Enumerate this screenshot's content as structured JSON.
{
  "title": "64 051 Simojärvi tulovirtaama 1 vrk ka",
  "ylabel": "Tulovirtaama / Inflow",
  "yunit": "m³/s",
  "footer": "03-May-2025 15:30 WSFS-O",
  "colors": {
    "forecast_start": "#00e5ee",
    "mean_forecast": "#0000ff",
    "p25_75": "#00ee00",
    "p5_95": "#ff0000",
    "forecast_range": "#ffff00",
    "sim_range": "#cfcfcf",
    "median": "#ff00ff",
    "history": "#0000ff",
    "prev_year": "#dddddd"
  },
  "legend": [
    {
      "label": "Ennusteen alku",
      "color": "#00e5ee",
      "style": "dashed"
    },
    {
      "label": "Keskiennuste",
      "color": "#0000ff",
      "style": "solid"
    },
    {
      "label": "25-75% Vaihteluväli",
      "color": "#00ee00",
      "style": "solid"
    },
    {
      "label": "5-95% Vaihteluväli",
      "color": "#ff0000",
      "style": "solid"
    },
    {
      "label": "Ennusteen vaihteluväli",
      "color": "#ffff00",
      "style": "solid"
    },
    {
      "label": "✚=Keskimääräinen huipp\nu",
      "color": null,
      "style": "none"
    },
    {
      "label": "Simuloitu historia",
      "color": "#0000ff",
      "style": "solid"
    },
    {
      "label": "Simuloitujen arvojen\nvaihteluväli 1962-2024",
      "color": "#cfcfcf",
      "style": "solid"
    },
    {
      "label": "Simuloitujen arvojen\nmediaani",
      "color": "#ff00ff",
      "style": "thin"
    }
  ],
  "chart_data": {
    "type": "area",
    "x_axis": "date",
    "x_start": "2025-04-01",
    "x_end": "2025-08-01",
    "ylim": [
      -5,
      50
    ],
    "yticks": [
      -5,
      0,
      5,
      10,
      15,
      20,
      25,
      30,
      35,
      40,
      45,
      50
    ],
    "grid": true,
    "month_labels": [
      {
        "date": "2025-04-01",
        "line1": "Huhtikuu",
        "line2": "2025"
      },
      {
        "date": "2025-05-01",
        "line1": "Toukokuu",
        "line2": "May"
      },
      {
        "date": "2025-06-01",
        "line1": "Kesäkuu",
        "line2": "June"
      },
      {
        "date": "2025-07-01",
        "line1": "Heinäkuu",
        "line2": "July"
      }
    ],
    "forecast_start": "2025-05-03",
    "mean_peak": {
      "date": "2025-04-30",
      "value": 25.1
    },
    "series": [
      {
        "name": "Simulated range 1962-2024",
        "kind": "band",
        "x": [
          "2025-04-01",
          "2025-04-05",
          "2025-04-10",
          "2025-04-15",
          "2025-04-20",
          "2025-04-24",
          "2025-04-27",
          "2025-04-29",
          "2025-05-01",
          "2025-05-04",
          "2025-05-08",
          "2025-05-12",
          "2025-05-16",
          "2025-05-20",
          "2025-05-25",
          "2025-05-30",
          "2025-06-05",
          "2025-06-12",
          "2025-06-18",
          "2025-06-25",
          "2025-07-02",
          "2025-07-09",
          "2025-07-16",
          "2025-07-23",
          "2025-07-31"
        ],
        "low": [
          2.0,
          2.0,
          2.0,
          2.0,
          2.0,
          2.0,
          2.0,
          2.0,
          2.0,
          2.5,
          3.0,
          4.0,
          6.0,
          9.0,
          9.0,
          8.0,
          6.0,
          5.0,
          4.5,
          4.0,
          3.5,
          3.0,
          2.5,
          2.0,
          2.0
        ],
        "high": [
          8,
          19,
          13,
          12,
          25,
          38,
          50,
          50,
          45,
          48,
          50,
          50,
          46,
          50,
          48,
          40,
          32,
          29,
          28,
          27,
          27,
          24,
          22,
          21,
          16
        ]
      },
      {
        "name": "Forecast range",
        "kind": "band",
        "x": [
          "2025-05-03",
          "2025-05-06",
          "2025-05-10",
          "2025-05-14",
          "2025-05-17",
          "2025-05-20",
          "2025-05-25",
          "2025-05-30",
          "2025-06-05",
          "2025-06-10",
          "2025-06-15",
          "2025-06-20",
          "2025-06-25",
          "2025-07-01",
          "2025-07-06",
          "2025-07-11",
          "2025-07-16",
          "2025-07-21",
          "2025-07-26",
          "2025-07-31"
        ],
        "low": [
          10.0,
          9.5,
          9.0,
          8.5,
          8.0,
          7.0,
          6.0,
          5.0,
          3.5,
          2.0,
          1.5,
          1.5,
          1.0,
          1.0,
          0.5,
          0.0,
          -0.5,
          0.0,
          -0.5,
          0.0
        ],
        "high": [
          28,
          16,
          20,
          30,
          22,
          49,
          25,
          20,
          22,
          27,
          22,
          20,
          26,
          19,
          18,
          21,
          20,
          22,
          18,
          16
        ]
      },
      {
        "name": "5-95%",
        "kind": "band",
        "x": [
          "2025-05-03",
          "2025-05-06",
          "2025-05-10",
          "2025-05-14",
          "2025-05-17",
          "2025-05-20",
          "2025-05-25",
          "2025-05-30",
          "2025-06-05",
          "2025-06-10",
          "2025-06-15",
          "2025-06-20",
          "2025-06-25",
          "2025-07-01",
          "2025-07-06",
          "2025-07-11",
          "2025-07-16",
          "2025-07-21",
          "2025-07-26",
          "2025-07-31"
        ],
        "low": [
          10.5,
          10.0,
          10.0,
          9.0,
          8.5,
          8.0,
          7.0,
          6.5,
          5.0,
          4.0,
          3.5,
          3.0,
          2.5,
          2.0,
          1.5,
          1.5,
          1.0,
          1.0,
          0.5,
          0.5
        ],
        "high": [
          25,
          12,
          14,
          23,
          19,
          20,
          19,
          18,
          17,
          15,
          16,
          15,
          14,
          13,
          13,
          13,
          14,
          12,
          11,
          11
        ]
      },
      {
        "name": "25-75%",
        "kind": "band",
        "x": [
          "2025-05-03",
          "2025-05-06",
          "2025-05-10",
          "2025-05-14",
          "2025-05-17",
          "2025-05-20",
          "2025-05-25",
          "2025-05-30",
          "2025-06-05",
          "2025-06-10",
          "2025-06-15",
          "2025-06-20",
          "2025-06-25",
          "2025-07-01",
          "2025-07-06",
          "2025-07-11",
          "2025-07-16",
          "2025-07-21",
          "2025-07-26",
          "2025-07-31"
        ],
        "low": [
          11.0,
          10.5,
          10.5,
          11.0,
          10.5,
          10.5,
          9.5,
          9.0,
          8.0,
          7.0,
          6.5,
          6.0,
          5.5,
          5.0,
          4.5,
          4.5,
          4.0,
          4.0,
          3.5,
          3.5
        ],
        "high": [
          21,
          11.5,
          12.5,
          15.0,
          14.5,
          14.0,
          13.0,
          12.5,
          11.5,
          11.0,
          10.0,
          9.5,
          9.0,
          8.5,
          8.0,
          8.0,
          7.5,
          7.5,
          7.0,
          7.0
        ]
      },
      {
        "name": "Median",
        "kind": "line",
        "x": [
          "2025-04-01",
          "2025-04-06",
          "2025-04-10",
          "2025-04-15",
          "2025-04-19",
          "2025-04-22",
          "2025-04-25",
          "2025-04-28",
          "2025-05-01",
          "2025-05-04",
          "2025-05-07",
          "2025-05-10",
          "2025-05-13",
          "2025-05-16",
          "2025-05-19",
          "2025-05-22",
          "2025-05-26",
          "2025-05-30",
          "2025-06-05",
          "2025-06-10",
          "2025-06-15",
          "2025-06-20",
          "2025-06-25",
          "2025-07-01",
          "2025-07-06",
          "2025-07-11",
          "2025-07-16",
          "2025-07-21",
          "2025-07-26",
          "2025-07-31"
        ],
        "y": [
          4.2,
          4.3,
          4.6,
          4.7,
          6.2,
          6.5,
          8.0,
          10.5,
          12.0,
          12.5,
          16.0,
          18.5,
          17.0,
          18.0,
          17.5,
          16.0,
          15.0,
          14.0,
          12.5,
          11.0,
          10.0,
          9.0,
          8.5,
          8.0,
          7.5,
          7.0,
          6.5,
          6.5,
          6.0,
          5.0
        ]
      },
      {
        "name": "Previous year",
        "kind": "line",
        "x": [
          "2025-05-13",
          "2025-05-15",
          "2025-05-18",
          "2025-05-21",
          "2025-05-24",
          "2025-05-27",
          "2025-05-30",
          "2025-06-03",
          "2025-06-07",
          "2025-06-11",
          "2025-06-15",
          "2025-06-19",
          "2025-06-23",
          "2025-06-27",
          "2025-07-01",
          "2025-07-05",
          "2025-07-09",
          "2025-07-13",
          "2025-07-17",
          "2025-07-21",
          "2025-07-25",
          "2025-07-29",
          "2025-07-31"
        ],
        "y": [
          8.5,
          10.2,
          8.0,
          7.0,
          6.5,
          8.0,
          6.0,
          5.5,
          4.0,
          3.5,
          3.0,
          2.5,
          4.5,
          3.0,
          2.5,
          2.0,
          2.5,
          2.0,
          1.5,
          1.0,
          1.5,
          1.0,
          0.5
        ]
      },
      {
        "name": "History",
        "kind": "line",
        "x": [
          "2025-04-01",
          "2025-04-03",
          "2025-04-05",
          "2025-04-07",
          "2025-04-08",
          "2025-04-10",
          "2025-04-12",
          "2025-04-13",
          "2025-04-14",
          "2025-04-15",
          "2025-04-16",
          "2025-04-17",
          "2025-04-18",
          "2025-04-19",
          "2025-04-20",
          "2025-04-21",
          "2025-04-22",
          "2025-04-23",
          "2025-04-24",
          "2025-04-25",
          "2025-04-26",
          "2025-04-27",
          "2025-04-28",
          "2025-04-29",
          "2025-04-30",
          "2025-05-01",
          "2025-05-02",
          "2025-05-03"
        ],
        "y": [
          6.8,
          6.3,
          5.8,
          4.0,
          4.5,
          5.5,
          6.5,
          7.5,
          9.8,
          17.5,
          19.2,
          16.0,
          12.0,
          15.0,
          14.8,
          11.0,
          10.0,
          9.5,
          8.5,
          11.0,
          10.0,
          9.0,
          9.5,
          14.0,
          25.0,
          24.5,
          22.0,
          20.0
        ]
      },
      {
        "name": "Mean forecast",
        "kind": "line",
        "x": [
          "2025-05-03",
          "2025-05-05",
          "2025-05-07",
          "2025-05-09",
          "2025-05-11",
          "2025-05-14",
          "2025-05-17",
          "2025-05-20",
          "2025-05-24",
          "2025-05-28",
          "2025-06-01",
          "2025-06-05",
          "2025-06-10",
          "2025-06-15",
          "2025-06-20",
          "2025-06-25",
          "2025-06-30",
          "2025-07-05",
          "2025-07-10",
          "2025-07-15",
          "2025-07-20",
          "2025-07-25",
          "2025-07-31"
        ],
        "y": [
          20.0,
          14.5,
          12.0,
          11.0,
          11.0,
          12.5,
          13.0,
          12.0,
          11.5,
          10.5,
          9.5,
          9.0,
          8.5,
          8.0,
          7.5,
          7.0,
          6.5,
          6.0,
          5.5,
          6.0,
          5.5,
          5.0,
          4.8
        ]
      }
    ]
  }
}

━━━━━━━━━━━━━━━━━━━━━━━━━━━━━━

Given instruction:
Only lines with "arvojen" are wanted here; list each of them.

Completed task:
      "label": "Simuloitujen arvojen\nvaihteluväli 1962-2024",
      "label": "Simuloitujen arvojen\nmediaani",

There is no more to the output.